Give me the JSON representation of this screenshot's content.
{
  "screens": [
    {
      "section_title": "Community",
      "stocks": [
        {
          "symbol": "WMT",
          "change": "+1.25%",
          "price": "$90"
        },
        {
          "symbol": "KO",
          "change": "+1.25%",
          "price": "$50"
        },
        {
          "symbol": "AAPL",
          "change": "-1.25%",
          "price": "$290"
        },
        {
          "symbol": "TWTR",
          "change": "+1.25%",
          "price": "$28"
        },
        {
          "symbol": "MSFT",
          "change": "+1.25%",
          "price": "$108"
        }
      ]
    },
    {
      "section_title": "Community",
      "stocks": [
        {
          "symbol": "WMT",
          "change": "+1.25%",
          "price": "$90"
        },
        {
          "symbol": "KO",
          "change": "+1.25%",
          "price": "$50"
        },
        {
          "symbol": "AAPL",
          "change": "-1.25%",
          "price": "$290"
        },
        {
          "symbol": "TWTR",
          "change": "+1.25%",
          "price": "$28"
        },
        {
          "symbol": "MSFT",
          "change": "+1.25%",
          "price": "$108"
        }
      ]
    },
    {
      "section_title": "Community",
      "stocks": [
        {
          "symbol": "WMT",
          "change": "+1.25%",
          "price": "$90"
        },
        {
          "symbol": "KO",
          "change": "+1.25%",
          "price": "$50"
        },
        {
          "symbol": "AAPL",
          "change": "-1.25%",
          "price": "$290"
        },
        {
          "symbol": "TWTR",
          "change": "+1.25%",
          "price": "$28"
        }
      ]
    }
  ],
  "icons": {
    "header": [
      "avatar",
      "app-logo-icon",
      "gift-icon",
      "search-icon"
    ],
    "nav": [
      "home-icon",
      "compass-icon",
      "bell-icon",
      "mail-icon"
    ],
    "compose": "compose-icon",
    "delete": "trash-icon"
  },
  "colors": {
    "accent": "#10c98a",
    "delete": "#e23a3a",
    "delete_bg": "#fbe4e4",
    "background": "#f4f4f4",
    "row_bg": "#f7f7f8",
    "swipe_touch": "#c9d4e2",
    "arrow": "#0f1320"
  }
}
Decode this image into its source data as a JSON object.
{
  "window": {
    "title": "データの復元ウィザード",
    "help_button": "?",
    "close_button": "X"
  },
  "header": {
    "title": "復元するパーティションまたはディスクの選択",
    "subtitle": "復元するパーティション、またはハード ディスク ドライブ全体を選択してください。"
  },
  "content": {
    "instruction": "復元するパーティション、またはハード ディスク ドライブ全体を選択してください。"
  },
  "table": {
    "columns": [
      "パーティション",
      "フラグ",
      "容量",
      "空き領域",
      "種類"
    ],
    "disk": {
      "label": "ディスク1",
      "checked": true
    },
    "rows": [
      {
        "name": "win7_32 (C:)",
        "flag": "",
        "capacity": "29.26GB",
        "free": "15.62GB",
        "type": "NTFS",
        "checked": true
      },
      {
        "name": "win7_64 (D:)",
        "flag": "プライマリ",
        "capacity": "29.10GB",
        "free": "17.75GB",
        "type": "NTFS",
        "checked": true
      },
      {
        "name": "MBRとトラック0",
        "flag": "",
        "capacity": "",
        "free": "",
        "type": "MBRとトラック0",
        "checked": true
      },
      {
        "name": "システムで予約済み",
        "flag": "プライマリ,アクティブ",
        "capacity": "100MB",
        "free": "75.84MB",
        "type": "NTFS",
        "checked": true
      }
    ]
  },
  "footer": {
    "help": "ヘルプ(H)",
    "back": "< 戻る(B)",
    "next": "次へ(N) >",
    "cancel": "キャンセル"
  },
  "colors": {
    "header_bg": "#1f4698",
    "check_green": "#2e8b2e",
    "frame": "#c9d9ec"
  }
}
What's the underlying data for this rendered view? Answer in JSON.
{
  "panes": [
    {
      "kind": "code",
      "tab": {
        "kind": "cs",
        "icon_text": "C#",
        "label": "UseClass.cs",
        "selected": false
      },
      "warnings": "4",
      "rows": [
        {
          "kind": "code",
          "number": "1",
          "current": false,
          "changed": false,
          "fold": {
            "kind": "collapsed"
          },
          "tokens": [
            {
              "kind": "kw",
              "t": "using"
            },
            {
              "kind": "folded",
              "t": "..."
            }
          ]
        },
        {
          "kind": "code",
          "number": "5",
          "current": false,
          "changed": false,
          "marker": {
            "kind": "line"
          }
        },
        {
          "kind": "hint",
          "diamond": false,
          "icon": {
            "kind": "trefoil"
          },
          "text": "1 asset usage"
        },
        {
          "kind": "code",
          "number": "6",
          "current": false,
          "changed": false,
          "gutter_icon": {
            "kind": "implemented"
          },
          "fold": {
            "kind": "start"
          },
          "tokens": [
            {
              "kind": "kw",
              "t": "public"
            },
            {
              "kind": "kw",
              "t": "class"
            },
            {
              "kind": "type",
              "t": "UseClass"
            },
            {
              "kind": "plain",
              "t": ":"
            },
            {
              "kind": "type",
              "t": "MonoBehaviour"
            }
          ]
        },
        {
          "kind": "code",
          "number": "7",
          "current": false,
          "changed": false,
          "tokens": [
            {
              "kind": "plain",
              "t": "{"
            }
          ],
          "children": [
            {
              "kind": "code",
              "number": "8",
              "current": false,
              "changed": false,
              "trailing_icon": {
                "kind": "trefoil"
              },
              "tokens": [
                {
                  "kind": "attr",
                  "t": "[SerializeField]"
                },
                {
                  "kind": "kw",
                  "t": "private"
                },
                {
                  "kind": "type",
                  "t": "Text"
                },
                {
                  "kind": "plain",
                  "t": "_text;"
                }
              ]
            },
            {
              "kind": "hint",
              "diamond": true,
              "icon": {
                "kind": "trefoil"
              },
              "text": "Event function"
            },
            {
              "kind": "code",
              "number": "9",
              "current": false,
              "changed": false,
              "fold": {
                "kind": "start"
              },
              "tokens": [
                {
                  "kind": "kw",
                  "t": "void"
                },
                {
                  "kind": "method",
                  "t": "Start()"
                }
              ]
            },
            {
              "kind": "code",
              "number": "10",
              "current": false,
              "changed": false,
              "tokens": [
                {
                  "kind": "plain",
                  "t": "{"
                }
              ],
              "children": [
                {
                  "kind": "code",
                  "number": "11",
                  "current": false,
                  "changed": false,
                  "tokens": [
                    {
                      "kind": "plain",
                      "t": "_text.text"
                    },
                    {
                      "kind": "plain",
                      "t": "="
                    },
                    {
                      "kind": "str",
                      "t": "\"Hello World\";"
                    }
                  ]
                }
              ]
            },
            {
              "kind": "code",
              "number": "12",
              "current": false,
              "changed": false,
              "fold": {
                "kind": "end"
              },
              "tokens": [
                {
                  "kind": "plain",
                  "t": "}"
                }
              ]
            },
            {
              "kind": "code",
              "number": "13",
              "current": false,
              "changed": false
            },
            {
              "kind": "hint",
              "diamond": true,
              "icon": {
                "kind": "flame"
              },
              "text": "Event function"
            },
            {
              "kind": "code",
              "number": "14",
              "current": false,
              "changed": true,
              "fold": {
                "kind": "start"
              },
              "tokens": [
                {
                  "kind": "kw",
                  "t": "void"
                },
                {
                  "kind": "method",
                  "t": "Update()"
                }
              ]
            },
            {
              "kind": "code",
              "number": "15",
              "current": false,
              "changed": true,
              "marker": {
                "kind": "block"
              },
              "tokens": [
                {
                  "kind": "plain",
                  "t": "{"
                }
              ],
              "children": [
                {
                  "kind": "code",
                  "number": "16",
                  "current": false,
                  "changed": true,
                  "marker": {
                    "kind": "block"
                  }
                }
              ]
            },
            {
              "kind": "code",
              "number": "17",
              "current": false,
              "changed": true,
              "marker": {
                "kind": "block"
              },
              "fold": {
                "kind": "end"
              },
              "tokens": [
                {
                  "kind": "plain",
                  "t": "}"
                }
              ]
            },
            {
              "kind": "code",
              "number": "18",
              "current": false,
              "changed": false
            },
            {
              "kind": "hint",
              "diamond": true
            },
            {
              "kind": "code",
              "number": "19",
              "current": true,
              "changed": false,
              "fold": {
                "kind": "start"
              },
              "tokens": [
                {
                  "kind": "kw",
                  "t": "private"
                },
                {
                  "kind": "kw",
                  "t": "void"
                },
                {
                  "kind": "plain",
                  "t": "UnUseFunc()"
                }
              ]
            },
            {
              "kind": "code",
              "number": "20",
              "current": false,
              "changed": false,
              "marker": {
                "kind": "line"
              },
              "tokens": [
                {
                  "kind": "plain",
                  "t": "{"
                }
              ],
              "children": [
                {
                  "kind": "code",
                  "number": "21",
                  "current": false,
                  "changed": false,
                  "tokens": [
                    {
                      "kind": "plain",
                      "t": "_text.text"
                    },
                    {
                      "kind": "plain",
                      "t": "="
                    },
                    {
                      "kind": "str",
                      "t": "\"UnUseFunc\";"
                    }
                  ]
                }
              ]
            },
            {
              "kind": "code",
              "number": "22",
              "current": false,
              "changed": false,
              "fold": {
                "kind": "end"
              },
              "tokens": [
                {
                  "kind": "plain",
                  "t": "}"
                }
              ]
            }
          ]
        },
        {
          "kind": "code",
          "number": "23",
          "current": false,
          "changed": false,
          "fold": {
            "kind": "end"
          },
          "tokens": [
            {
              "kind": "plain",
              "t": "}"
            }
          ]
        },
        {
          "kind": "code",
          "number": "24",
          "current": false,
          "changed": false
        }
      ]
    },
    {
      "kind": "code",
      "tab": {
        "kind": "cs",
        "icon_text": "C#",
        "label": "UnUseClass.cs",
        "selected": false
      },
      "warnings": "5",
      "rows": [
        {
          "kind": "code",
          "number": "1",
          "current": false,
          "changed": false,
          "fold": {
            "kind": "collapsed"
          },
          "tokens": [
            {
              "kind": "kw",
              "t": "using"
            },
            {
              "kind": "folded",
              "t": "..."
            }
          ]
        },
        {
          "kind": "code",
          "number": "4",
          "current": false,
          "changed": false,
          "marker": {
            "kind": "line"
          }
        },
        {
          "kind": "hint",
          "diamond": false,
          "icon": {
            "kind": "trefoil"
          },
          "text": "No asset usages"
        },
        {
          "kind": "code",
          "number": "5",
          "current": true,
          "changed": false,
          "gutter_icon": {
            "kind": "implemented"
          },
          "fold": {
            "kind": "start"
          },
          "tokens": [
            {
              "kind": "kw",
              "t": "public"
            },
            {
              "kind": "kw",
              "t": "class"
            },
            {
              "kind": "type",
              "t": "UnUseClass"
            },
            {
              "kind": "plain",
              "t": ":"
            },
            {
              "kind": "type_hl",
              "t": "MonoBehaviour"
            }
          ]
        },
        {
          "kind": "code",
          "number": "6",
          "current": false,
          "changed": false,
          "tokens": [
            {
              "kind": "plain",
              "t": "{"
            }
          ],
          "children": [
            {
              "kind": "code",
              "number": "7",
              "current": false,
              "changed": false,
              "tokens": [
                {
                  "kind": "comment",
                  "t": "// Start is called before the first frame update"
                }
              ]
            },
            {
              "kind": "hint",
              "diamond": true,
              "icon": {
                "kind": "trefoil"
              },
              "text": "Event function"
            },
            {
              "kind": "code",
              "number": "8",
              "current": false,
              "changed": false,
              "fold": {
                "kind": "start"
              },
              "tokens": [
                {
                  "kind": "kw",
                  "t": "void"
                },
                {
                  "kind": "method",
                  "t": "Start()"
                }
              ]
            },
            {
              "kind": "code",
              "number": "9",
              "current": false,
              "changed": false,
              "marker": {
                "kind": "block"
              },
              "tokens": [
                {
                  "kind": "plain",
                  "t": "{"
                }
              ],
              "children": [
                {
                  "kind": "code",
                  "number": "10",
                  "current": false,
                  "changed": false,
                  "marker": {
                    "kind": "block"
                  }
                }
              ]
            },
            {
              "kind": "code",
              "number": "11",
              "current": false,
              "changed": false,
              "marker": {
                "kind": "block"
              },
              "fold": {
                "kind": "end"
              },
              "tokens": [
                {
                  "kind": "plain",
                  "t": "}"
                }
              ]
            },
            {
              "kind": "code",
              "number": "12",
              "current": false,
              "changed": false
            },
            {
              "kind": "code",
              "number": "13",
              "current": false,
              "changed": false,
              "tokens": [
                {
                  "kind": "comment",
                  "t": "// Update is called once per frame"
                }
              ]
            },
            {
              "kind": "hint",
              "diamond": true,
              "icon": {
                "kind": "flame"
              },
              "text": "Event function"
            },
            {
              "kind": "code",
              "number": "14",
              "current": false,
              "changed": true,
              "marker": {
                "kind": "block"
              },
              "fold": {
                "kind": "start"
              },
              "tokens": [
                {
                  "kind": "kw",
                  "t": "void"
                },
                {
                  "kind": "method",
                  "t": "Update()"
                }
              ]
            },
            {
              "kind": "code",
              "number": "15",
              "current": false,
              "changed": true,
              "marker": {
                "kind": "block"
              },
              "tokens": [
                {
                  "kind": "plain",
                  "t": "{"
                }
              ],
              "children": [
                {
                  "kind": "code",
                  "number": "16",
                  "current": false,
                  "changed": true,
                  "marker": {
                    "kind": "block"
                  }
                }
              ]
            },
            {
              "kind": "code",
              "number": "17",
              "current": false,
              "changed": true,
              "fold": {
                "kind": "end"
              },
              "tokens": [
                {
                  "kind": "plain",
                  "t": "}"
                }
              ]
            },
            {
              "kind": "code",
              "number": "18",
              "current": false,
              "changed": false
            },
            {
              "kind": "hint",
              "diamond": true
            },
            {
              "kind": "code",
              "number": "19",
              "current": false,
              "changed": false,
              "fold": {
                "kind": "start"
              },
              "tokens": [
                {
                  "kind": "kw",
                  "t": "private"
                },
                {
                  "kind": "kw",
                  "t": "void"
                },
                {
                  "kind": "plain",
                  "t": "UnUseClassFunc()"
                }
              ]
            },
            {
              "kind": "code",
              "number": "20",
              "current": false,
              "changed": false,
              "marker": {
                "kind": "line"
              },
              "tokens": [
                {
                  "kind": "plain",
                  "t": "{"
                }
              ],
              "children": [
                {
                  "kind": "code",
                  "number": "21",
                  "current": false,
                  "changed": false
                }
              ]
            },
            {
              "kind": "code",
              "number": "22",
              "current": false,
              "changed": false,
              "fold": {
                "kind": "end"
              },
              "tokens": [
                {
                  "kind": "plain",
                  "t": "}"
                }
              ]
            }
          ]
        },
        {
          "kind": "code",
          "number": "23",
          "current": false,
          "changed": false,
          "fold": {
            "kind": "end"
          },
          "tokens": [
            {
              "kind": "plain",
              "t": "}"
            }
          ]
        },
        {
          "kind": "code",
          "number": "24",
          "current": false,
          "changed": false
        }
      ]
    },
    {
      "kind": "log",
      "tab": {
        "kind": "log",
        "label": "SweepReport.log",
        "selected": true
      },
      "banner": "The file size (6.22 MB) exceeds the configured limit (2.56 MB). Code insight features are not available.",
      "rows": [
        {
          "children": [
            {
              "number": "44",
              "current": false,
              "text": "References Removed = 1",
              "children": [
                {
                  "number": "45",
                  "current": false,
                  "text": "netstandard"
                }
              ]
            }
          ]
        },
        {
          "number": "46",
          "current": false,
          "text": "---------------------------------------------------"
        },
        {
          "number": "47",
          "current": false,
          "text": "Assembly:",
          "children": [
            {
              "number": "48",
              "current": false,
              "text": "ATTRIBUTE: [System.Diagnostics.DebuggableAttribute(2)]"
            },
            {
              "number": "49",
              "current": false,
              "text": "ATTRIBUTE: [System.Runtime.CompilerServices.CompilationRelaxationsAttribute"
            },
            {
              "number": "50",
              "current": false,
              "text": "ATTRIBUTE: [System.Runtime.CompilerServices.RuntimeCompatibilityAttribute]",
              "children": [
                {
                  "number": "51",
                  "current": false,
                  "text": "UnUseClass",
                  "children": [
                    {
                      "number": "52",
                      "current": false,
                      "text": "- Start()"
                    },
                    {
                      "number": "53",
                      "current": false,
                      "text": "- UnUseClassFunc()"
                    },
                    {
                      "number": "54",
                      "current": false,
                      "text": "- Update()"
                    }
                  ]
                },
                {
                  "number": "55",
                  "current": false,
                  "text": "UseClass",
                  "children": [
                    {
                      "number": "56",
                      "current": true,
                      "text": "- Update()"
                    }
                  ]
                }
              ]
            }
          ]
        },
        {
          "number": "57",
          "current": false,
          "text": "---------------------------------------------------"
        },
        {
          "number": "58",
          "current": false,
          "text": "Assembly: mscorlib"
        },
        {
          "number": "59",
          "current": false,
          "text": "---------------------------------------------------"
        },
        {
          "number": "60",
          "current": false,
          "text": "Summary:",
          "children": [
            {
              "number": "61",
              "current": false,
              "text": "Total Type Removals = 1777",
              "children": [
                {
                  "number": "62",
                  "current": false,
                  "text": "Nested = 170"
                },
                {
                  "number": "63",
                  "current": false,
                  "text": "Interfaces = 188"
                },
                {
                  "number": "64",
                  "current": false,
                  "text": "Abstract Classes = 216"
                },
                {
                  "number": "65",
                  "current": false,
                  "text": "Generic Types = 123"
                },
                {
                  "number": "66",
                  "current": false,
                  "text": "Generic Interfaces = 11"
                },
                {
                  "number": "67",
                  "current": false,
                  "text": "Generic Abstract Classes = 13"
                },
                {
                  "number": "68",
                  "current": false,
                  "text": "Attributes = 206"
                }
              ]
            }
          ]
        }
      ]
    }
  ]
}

════════

--- Task to carry out ---
Reply with nothing except the number of lines in the listing above that include "Classes".

--- Result ---
2